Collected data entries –
▬▬▬
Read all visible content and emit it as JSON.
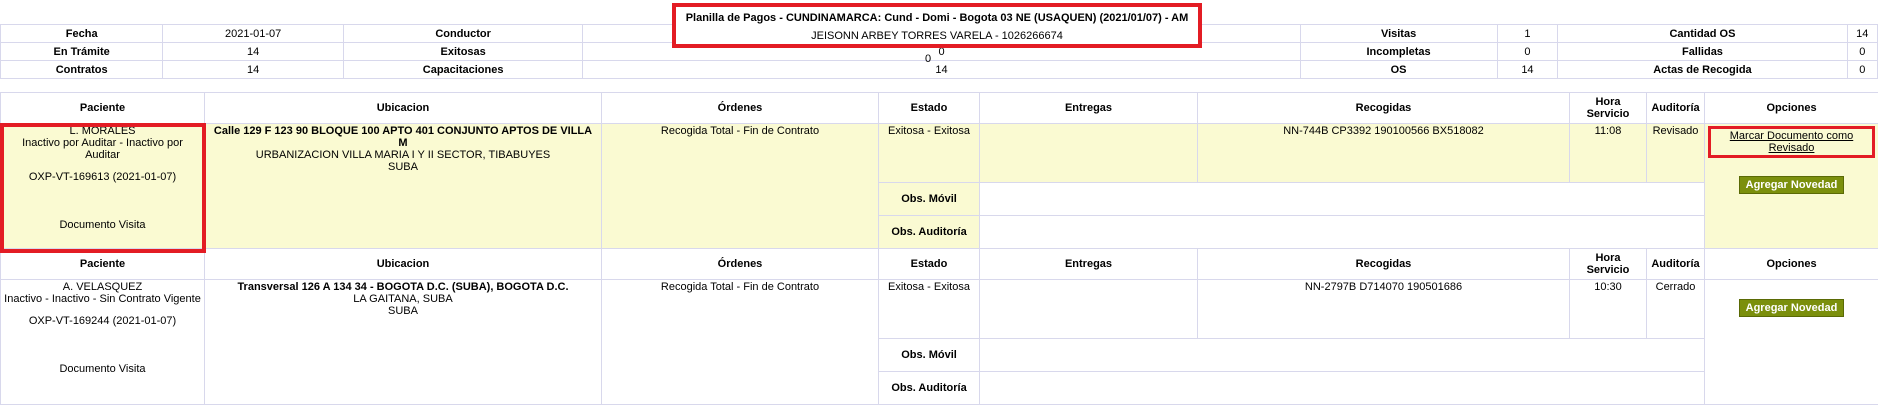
{
  "title": {
    "line1": "Planilla de Pagos - CUNDINAMARCA: Cund - Domi - Bogota 03 NE (USAQUEN) (2021/01/07) - AM",
    "line2": "JEISONN ARBEY TORRES VARELA - 1026266674"
  },
  "summary": {
    "fecha_label": "Fecha",
    "fecha": "2021-01-07",
    "conductor_label": "Conductor",
    "conductor": "0",
    "visitas_label": "Visitas",
    "visitas": "1",
    "cantidad_os_label": "Cantidad OS",
    "cantidad_os": "14",
    "tramite_label": "En Trámite",
    "tramite": "14",
    "exitosas_label": "Exitosas",
    "exitosas": "0",
    "incompletas_label": "Incompletas",
    "incompletas": "0",
    "fallidas_label": "Fallidas",
    "fallidas": "0",
    "contratos_label": "Contratos",
    "contratos": "14",
    "capacitaciones_label": "Capacitaciones",
    "capacitaciones": "14",
    "os_label": "OS",
    "os": "14",
    "actas_label": "Actas de Recogida",
    "actas": "0"
  },
  "headers": {
    "paciente": "Paciente",
    "ubicacion": "Ubicacion",
    "ordenes": "Órdenes",
    "estado": "Estado",
    "entregas": "Entregas",
    "recogidas": "Recogidas",
    "hora_1": "Hora",
    "hora_2": "Servicio",
    "auditoria": "Auditoría",
    "opciones": "Opciones"
  },
  "obs": {
    "movil": "Obs. Móvil",
    "auditoria": "Obs. Auditoría"
  },
  "records": [
    {
      "name": "L. MORALES",
      "status": "Inactivo por Auditar - Inactivo por Auditar",
      "code": "OXP-VT-169613 (2021-01-07)",
      "doc": "Documento Visita",
      "address": "Calle 129 F 123 90 BLOQUE 100 APTO 401 CONJUNTO APTOS DE VILLA M",
      "address2": "URBANIZACION VILLA MARIA I Y II SECTOR, TIBABUYES",
      "address3": "SUBA",
      "orden": "Recogida Total - Fin de Contrato",
      "estado": "Exitosa - Exitosa",
      "entregas": "",
      "recogidas": "NN-744B CP3392 190100566 BX518082",
      "hora": "11:08",
      "auditoria": "Revisado",
      "marcar": "Marcar Documento como Revisado",
      "novedad": "Agregar Novedad"
    },
    {
      "name": "A. VELASQUEZ",
      "status": "Inactivo - Inactivo - Sin Contrato Vigente",
      "code": "OXP-VT-169244 (2021-01-07)",
      "doc": "Documento Visita",
      "address": "Transversal 126 A 134 34 - BOGOTA D.C. (SUBA), BOGOTA D.C.",
      "address2": "LA GAITANA, SUBA",
      "address3": "SUBA",
      "orden": "Recogida Total - Fin de Contrato",
      "estado": "Exitosa - Exitosa",
      "entregas": "",
      "recogidas": "NN-2797B D714070 190501686",
      "hora": "10:30",
      "auditoria": "Cerrado",
      "novedad": "Agregar Novedad"
    }
  ]
}
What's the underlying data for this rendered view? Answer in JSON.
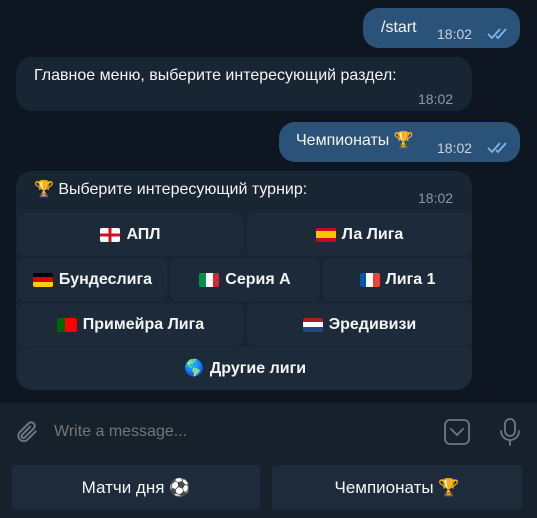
{
  "messages": {
    "start": {
      "text": "/start",
      "time": "18:02"
    },
    "main_menu": {
      "text": "Главное меню, выберите интересующий раздел:",
      "time": "18:02"
    },
    "championships": {
      "text": "Чемпионаты 🏆",
      "time": "18:02"
    },
    "choose_tournament": {
      "text": "🏆 Выберите интересующий турнир:",
      "time": "18:02"
    }
  },
  "inline_keyboard": {
    "epl": "АПЛ",
    "laliga": "Ла Лига",
    "bundesliga": "Бундеслига",
    "seriea": "Серия А",
    "ligue1": "Лига 1",
    "primeira": "Примейра Лига",
    "eredivisie": "Эредивизи",
    "other": "Другие лиги",
    "other_icon": "🌎"
  },
  "composer": {
    "placeholder": "Write a message..."
  },
  "reply_keyboard": {
    "matches": "Матчи дня ⚽",
    "championships": "Чемпионаты 🏆"
  },
  "colors": {
    "background": "#0e1621",
    "outgoing": "#2b5278",
    "incoming": "#182533",
    "button": "#1c2a3a",
    "accent": "#5ea5e8"
  }
}
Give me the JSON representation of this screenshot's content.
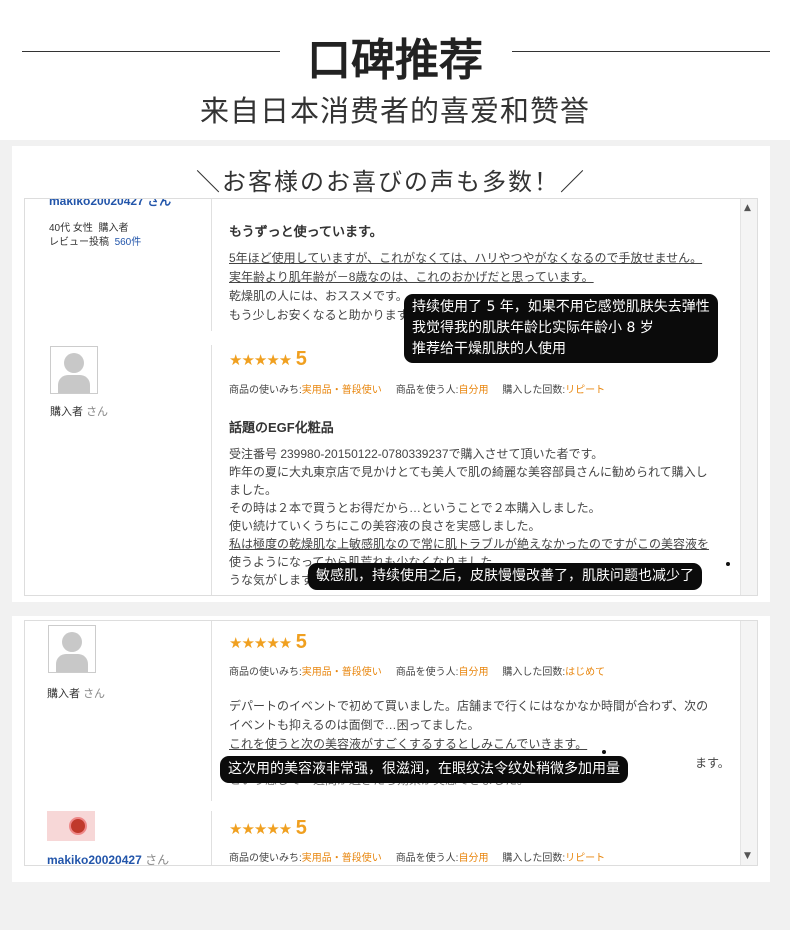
{
  "header": {
    "title": "口碑推荐",
    "subtitle": "来自日本消费者的喜爱和赞誉"
  },
  "banner": "＼お客様のお喜びの声も多数！／",
  "review1": {
    "username_cut": "makiko20020427 さん",
    "age_gender": "40代 女性",
    "type": "購入者",
    "posts_label": "レビュー投稿",
    "posts_count": "560件",
    "headline": "もうずっと使っています。",
    "lines": [
      "5年ほど使用していますが、これがなくては、ハリやつやがなくなるので手放せません。",
      "実年齢より肌年齢が－8歳なのは、これのおかげだと思っています。",
      "乾燥肌の人には、おススメです。",
      "もう少しお安くなると助かります。"
    ],
    "bubble": [
      "持续使用了 5 年，如果不用它感觉肌肤失去弹性",
      "我觉得我的肌肤年龄比实际年龄小 8 岁",
      "推荐给干燥肌肤的人使用"
    ]
  },
  "review2": {
    "user": "購入者",
    "san": "さん",
    "stars": "★★★★★",
    "score": "5",
    "usage_label": "商品の使いみち:",
    "usage_value": "実用品・普段使い",
    "user_label": "商品を使う人:",
    "user_value": "自分用",
    "count_label": "購入した回数:",
    "count_value": "リピート",
    "headline": "話題のEGF化粧品",
    "lines": [
      "受注番号 239980-20150122-0780339237で購入させて頂いた者です。",
      "昨年の夏に大丸東京店で見かけとても美人で肌の綺麗な美容部員さんに勧められて購入し",
      "ました。",
      "その時は２本で買うとお得だから…ということで２本購入しました。",
      "使い続けていくうちにこの美容液の良さを実感しました。",
      "私は極度の乾燥肌な上敏感肌なので常に肌トラブルが絶えなかったのですがこの美容液を",
      "使うようになってから肌荒れも少なくなりました",
      "うな気がします。"
    ],
    "bubble": "敏感肌，持续使用之后，皮肤慢慢改善了，肌肤问题也减少了"
  },
  "review3": {
    "user": "購入者",
    "san": "さん",
    "stars": "★★★★★",
    "score": "5",
    "usage_label": "商品の使いみち:",
    "usage_value": "実用品・普段使い",
    "user_label": "商品を使う人:",
    "user_value": "自分用",
    "count_label": "購入した回数:",
    "count_value": "はじめて",
    "lines": [
      "デパートのイベントで初めて買いました。店舗まで行くにはなかなか時間が合わず、次の",
      "イベントも抑えるのは面倒で…困ってました。",
      "これを使うと次の美容液がすごくするするとしみこんでいきます。",
      "ます。",
      "という感じで一週間が過ぎたら効果が実感できました。"
    ],
    "bubble": "这次用的美容液非常强，很滋润，在眼纹法令纹处稍微多加用量"
  },
  "review4": {
    "user": "makiko20020427",
    "san": "さん",
    "stars": "★★★★★",
    "score": "5",
    "usage_label": "商品の使いみち:",
    "usage_value": "実用品・普段使い",
    "user_label": "商品を使う人:",
    "user_value": "自分用",
    "count_label": "購入した回数:",
    "count_value": "リピート"
  },
  "scroll": {
    "up": "▲",
    "down": "▼"
  }
}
▬▬▬
Given exercise – Retype the records exactly. Any image in them should not appear in what you write.

Solution for this exercise –
Read all visible content and emit it as JSON.
{
  "title": {
    "line1": "Planilla de Pagos - CUNDINAMARCA: Cund - Domi - Bogota 03 NE (USAQUEN) (2021/01/07) - AM",
    "line2": "JEISONN ARBEY TORRES VARELA - 1026266674"
  },
  "summary": {
    "fecha_label": "Fecha",
    "fecha": "2021-01-07",
    "conductor_label": "Conductor",
    "conductor": "0",
    "visitas_label": "Visitas",
    "visitas": "1",
    "cantidad_os_label": "Cantidad OS",
    "cantidad_os": "14",
    "tramite_label": "En Trámite",
    "tramite": "14",
    "exitosas_label": "Exitosas",
    "exitosas": "0",
    "incompletas_label": "Incompletas",
    "incompletas": "0",
    "fallidas_label": "Fallidas",
    "fallidas": "0",
    "contratos_label": "Contratos",
    "contratos": "14",
    "capacitaciones_label": "Capacitaciones",
    "capacitaciones": "14",
    "os_label": "OS",
    "os": "14",
    "actas_label": "Actas de Recogida",
    "actas": "0"
  },
  "headers": {
    "paciente": "Paciente",
    "ubicacion": "Ubicacion",
    "ordenes": "Órdenes",
    "estado": "Estado",
    "entregas": "Entregas",
    "recogidas": "Recogidas",
    "hora_1": "Hora",
    "hora_2": "Servicio",
    "auditoria": "Auditoría",
    "opciones": "Opciones"
  },
  "obs": {
    "movil": "Obs. Móvil",
    "auditoria": "Obs. Auditoría"
  },
  "records": [
    {
      "name": "L. MORALES",
      "status": "Inactivo por Auditar - Inactivo por Auditar",
      "code": "OXP-VT-169613 (2021-01-07)",
      "doc": "Documento Visita",
      "address": "Calle 129 F 123 90 BLOQUE 100 APTO 401 CONJUNTO APTOS DE VILLA M",
      "address2": "URBANIZACION VILLA MARIA I Y II SECTOR, TIBABUYES",
      "address3": "SUBA",
      "orden": "Recogida Total - Fin de Contrato",
      "estado": "Exitosa - Exitosa",
      "entregas": "",
      "recogidas": "NN-744B CP3392 190100566 BX518082",
      "hora": "11:08",
      "auditoria": "Revisado",
      "marcar": "Marcar Documento como Revisado",
      "novedad": "Agregar Novedad"
    },
    {
      "name": "A. VELASQUEZ",
      "status": "Inactivo - Inactivo - Sin Contrato Vigente",
      "code": "OXP-VT-169244 (2021-01-07)",
      "doc": "Documento Visita",
      "address": "Transversal 126 A 134 34 - BOGOTA D.C. (SUBA), BOGOTA D.C.",
      "address2": "LA GAITANA, SUBA",
      "address3": "SUBA",
      "orden": "Recogida Total - Fin de Contrato",
      "estado": "Exitosa - Exitosa",
      "entregas": "",
      "recogidas": "NN-2797B D714070 190501686",
      "hora": "10:30",
      "auditoria": "Cerrado",
      "novedad": "Agregar Novedad"
    }
  ]
}
What's the underlying data for this rendered view? Answer in JSON.
{
  "messages": {
    "start": {
      "text": "/start",
      "time": "18:02"
    },
    "main_menu": {
      "text": "Главное меню, выберите интересующий раздел:",
      "time": "18:02"
    },
    "championships": {
      "text": "Чемпионаты 🏆",
      "time": "18:02"
    },
    "choose_tournament": {
      "text": "🏆 Выберите интересующий турнир:",
      "time": "18:02"
    }
  },
  "inline_keyboard": {
    "epl": "АПЛ",
    "laliga": "Ла Лига",
    "bundesliga": "Бундеслига",
    "seriea": "Серия А",
    "ligue1": "Лига 1",
    "primeira": "Примейра Лига",
    "eredivisie": "Эредивизи",
    "other": "Другие лиги",
    "other_icon": "🌎"
  },
  "composer": {
    "placeholder": "Write a message..."
  },
  "reply_keyboard": {
    "matches": "Матчи дня ⚽",
    "championships": "Чемпионаты 🏆"
  },
  "colors": {
    "background": "#0e1621",
    "outgoing": "#2b5278",
    "incoming": "#182533",
    "button": "#1c2a3a",
    "accent": "#5ea5e8"
  }
}
Give me the JSON representation of this screenshot's content.
{
  "header": {
    "title": "口碑推荐",
    "subtitle": "来自日本消费者的喜爱和赞誉"
  },
  "banner": "＼お客様のお喜びの声も多数！／",
  "review1": {
    "username_cut": "makiko20020427 さん",
    "age_gender": "40代 女性",
    "type": "購入者",
    "posts_label": "レビュー投稿",
    "posts_count": "560件",
    "headline": "もうずっと使っています。",
    "lines": [
      "5年ほど使用していますが、これがなくては、ハリやつやがなくなるので手放せません。",
      "実年齢より肌年齢が－8歳なのは、これのおかげだと思っています。",
      "乾燥肌の人には、おススメです。",
      "もう少しお安くなると助かります。"
    ],
    "bubble": [
      "持续使用了 5 年，如果不用它感觉肌肤失去弹性",
      "我觉得我的肌肤年龄比实际年龄小 8 岁",
      "推荐给干燥肌肤的人使用"
    ]
  },
  "review2": {
    "user": "購入者",
    "san": "さん",
    "stars": "★★★★★",
    "score": "5",
    "usage_label": "商品の使いみち:",
    "usage_value": "実用品・普段使い",
    "user_label": "商品を使う人:",
    "user_value": "自分用",
    "count_label": "購入した回数:",
    "count_value": "リピート",
    "headline": "話題のEGF化粧品",
    "lines": [
      "受注番号 239980-20150122-0780339237で購入させて頂いた者です。",
      "昨年の夏に大丸東京店で見かけとても美人で肌の綺麗な美容部員さんに勧められて購入し",
      "ました。",
      "その時は２本で買うとお得だから…ということで２本購入しました。",
      "使い続けていくうちにこの美容液の良さを実感しました。",
      "私は極度の乾燥肌な上敏感肌なので常に肌トラブルが絶えなかったのですがこの美容液を",
      "使うようになってから肌荒れも少なくなりました",
      "うな気がします。"
    ],
    "bubble": "敏感肌，持续使用之后，皮肤慢慢改善了，肌肤问题也减少了"
  },
  "review3": {
    "user": "購入者",
    "san": "さん",
    "stars": "★★★★★",
    "score": "5",
    "usage_label": "商品の使いみち:",
    "usage_value": "実用品・普段使い",
    "user_label": "商品を使う人:",
    "user_value": "自分用",
    "count_label": "購入した回数:",
    "count_value": "はじめて",
    "lines": [
      "デパートのイベントで初めて買いました。店舗まで行くにはなかなか時間が合わず、次の",
      "イベントも抑えるのは面倒で…困ってました。",
      "これを使うと次の美容液がすごくするするとしみこんでいきます。",
      "ます。",
      "という感じで一週間が過ぎたら効果が実感できました。"
    ],
    "bubble": "这次用的美容液非常强，很滋润，在眼纹法令纹处稍微多加用量"
  },
  "review4": {
    "user": "makiko20020427",
    "san": "さん",
    "stars": "★★★★★",
    "score": "5",
    "usage_label": "商品の使いみち:",
    "usage_value": "実用品・普段使い",
    "user_label": "商品を使う人:",
    "user_value": "自分用",
    "count_label": "購入した回数:",
    "count_value": "リピート"
  },
  "scroll": {
    "up": "▲",
    "down": "▼"
  }
}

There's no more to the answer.